Filter the records below and copy every line containing the word "avtomatlashtirilgan".

######

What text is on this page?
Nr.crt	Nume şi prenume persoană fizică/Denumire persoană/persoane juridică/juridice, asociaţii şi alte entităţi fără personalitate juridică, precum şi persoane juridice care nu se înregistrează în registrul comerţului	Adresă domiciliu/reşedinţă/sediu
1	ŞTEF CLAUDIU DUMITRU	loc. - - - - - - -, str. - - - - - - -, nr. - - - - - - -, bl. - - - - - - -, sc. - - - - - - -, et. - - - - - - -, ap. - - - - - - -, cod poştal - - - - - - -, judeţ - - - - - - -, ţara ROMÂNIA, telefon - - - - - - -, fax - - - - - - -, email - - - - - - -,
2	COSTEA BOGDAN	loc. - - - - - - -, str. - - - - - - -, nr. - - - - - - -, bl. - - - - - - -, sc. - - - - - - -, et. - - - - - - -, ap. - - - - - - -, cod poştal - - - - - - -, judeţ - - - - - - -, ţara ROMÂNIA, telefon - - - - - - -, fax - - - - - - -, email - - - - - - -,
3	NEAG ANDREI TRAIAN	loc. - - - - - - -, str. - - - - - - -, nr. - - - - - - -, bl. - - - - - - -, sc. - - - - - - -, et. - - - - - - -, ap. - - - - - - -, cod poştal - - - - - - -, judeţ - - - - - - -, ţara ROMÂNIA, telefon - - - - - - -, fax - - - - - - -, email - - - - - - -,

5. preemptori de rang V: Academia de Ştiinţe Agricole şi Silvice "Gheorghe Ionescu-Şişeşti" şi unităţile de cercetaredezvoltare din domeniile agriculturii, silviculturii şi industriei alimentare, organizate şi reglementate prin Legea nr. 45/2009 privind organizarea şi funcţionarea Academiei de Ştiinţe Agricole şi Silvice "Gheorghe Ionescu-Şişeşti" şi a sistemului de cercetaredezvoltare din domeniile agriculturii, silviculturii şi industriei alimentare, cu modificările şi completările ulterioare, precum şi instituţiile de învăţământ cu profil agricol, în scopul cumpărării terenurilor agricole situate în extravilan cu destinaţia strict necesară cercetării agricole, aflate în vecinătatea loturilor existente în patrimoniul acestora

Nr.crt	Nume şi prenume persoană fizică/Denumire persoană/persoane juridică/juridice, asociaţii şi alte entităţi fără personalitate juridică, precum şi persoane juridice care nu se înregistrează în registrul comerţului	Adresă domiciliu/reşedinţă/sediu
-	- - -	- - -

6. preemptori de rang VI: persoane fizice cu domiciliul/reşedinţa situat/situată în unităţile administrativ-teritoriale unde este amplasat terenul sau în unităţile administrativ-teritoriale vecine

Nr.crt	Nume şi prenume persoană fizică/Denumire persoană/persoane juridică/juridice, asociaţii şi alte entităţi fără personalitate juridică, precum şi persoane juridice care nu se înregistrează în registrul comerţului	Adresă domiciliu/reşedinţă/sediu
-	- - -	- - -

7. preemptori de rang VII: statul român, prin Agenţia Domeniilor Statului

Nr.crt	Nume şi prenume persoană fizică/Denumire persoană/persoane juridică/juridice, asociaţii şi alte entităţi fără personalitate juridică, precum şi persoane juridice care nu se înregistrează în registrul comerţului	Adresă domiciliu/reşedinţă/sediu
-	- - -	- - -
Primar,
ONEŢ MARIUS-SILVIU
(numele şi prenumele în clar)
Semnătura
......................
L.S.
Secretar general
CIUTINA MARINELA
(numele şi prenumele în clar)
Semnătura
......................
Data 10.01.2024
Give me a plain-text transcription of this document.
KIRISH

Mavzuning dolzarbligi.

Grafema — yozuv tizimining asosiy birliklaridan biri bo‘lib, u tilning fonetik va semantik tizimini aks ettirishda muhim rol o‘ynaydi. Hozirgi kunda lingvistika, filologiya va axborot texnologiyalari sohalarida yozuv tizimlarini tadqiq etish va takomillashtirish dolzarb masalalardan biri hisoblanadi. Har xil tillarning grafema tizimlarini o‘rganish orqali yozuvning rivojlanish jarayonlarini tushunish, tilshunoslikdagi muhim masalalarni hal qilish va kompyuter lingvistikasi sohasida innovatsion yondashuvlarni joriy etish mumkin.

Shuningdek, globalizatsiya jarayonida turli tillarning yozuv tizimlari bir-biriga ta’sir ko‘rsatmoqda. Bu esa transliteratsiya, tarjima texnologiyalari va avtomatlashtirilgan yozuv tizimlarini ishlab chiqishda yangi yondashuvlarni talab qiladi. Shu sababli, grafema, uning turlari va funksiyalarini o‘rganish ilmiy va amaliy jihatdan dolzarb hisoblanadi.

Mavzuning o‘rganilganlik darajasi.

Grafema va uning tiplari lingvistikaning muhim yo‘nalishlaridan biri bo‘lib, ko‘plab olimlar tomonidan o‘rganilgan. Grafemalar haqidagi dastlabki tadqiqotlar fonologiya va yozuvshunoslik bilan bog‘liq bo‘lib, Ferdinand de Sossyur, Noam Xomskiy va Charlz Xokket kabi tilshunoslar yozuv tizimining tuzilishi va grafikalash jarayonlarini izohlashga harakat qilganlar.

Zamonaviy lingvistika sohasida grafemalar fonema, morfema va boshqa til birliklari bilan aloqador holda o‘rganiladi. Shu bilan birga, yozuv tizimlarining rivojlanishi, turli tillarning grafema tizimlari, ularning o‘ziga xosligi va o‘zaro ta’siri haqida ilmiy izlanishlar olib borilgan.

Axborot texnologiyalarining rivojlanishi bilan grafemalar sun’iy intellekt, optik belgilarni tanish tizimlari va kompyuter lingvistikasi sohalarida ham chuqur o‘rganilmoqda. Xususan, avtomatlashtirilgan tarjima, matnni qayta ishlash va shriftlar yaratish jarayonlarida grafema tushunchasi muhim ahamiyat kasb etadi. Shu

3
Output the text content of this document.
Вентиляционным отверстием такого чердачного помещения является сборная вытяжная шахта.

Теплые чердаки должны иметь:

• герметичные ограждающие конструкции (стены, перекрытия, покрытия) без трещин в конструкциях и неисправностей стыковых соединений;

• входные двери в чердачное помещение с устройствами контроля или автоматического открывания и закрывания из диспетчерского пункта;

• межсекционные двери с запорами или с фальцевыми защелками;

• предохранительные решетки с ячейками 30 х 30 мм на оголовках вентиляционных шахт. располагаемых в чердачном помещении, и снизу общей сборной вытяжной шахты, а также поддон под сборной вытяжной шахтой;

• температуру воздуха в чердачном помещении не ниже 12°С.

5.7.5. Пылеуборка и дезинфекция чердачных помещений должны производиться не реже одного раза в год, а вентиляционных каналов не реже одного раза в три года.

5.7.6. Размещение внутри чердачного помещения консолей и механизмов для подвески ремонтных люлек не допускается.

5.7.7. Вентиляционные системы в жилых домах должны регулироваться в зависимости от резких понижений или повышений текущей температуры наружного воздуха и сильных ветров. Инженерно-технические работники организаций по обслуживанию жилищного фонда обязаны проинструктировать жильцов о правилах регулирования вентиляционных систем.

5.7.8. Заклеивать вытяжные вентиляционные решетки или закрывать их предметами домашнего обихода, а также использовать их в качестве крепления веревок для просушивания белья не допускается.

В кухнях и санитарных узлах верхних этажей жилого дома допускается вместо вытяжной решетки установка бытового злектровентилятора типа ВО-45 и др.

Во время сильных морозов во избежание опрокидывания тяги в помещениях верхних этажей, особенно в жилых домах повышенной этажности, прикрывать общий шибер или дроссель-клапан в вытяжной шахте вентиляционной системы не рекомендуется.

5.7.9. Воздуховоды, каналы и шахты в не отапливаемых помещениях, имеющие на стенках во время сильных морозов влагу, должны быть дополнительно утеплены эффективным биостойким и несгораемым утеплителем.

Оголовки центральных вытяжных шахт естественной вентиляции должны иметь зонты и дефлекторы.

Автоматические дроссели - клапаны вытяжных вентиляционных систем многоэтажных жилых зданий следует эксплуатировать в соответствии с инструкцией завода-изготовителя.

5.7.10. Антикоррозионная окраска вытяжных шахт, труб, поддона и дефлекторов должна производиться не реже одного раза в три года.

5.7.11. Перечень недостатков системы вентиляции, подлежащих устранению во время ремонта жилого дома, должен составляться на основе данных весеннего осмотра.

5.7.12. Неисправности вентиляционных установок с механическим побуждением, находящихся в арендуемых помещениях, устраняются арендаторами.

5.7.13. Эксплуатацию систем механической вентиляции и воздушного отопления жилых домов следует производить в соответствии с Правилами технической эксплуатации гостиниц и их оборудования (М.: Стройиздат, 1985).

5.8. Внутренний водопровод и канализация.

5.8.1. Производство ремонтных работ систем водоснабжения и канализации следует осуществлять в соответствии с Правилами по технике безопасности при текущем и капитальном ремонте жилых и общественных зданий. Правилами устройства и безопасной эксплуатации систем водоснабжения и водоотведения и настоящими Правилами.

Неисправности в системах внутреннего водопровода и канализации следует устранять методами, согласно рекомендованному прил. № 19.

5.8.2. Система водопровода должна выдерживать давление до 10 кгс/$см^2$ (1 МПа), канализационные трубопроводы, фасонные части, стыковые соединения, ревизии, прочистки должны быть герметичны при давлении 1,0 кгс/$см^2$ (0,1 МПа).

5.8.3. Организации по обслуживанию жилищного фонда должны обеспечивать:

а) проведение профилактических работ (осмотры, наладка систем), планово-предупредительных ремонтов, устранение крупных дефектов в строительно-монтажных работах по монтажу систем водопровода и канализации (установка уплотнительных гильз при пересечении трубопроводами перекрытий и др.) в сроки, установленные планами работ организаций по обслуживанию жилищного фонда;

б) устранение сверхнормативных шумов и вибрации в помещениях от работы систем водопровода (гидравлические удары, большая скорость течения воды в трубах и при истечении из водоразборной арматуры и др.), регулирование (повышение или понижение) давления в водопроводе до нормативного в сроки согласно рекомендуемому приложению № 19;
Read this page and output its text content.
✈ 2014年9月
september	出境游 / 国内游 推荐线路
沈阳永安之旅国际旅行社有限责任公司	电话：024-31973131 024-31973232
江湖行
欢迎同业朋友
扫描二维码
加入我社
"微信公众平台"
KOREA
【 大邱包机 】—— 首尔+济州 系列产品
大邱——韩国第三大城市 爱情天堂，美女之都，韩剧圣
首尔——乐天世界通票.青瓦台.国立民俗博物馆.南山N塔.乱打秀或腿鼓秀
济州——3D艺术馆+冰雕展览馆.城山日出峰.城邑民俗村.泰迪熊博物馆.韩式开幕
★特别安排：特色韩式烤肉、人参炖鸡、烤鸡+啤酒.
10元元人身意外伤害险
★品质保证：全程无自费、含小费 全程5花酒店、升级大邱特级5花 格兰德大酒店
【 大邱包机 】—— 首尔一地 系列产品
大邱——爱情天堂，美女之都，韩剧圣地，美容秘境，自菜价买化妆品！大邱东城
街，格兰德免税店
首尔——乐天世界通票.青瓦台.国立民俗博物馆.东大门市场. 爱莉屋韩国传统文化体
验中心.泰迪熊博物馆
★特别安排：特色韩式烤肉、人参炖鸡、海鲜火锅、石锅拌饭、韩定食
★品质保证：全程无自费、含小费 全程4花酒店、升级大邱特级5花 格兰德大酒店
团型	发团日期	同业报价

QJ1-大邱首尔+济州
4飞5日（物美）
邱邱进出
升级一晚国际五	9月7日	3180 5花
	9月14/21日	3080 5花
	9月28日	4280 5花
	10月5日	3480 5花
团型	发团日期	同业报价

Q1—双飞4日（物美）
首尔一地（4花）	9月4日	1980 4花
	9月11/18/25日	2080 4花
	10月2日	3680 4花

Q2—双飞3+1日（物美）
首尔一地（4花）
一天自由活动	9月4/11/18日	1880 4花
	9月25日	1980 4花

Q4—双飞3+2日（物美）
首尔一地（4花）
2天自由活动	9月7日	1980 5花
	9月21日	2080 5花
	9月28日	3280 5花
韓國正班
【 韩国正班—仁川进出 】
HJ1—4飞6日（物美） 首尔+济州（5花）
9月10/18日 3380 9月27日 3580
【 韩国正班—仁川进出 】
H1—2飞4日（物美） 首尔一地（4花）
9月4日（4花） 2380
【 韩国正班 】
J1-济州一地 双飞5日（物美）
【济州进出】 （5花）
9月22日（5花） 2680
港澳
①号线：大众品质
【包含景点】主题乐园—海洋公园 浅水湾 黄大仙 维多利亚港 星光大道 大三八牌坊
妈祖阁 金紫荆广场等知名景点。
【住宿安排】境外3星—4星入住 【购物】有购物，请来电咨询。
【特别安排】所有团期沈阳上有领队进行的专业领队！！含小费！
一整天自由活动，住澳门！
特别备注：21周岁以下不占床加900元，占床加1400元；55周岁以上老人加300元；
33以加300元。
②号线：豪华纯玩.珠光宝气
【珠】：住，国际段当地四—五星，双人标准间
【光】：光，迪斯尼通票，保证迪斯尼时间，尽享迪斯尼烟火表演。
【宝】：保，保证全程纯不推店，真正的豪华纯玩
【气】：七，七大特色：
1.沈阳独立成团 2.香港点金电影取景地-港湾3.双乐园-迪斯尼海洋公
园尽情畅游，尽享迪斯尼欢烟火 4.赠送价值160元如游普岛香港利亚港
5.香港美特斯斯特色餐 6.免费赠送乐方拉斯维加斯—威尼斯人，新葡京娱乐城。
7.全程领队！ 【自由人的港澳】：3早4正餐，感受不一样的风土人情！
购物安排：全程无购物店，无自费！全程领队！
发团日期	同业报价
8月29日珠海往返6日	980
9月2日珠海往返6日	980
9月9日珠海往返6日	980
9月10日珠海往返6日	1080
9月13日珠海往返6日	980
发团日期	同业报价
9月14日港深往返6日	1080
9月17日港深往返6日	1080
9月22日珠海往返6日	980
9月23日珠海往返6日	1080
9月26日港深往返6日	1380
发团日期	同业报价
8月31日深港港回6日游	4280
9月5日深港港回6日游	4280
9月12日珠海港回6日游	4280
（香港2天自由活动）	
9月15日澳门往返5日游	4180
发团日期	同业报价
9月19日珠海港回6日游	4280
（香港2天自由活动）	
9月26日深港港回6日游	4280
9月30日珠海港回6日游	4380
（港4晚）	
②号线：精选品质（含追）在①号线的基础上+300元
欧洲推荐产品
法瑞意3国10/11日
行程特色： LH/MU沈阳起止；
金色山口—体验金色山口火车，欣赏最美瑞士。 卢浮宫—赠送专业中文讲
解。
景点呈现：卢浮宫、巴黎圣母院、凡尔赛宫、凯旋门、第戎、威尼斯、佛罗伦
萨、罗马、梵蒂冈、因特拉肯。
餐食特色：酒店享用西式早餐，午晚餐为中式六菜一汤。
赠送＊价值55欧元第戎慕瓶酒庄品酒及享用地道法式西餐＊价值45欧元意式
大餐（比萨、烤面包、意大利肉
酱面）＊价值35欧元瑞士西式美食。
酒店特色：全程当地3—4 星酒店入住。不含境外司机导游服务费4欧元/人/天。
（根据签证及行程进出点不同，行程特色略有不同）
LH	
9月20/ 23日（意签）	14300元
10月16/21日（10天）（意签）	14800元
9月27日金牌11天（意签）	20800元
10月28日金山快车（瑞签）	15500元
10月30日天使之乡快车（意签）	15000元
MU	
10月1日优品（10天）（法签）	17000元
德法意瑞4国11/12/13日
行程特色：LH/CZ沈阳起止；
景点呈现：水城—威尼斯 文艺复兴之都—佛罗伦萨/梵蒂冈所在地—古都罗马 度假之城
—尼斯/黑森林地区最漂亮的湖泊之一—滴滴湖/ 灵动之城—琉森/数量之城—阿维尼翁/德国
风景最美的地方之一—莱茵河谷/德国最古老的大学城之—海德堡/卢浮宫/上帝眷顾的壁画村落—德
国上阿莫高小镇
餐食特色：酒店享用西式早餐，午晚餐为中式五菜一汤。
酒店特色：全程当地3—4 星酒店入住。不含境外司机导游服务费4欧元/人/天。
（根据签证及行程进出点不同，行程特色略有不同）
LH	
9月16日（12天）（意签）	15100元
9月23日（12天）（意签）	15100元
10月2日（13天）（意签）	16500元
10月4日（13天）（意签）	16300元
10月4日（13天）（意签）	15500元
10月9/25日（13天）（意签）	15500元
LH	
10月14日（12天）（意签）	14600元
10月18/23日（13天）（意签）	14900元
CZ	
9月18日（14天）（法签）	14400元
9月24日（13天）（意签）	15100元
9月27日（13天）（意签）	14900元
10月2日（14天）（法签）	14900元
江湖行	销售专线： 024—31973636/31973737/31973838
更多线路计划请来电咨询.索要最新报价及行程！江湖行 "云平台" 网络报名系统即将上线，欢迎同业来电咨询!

######

*SOLUTION FOR THIS PROBLEM*.
Shuningdek, globalizatsiya jarayonida turli tillarning yozuv tizimlari bir-biriga ta’sir ko‘rsatmoqda. Bu esa transliteratsiya, tarjima texnologiyalari va avtomatlashtirilgan yozuv tizimlarini ishlab chiqishda yangi yondashuvlarni talab qiladi. Shu sababli, grafema, uning turlari va funksiyalarini o‘rganish ilmiy va amaliy jihatdan dolzarb hisoblanadi.
Axborot texnologiyalarining rivojlanishi bilan grafemalar sun’iy intellekt, optik belgilarni tanish tizimlari va kompyuter lingvistikasi sohalarida ham chuqur o‘rganilmoqda. Xususan, avtomatlashtirilgan tarjima, matnni qayta ishlash va shriftlar yaratish jarayonlarida grafema tushunchasi muhim ahamiyat kasb etadi. Shu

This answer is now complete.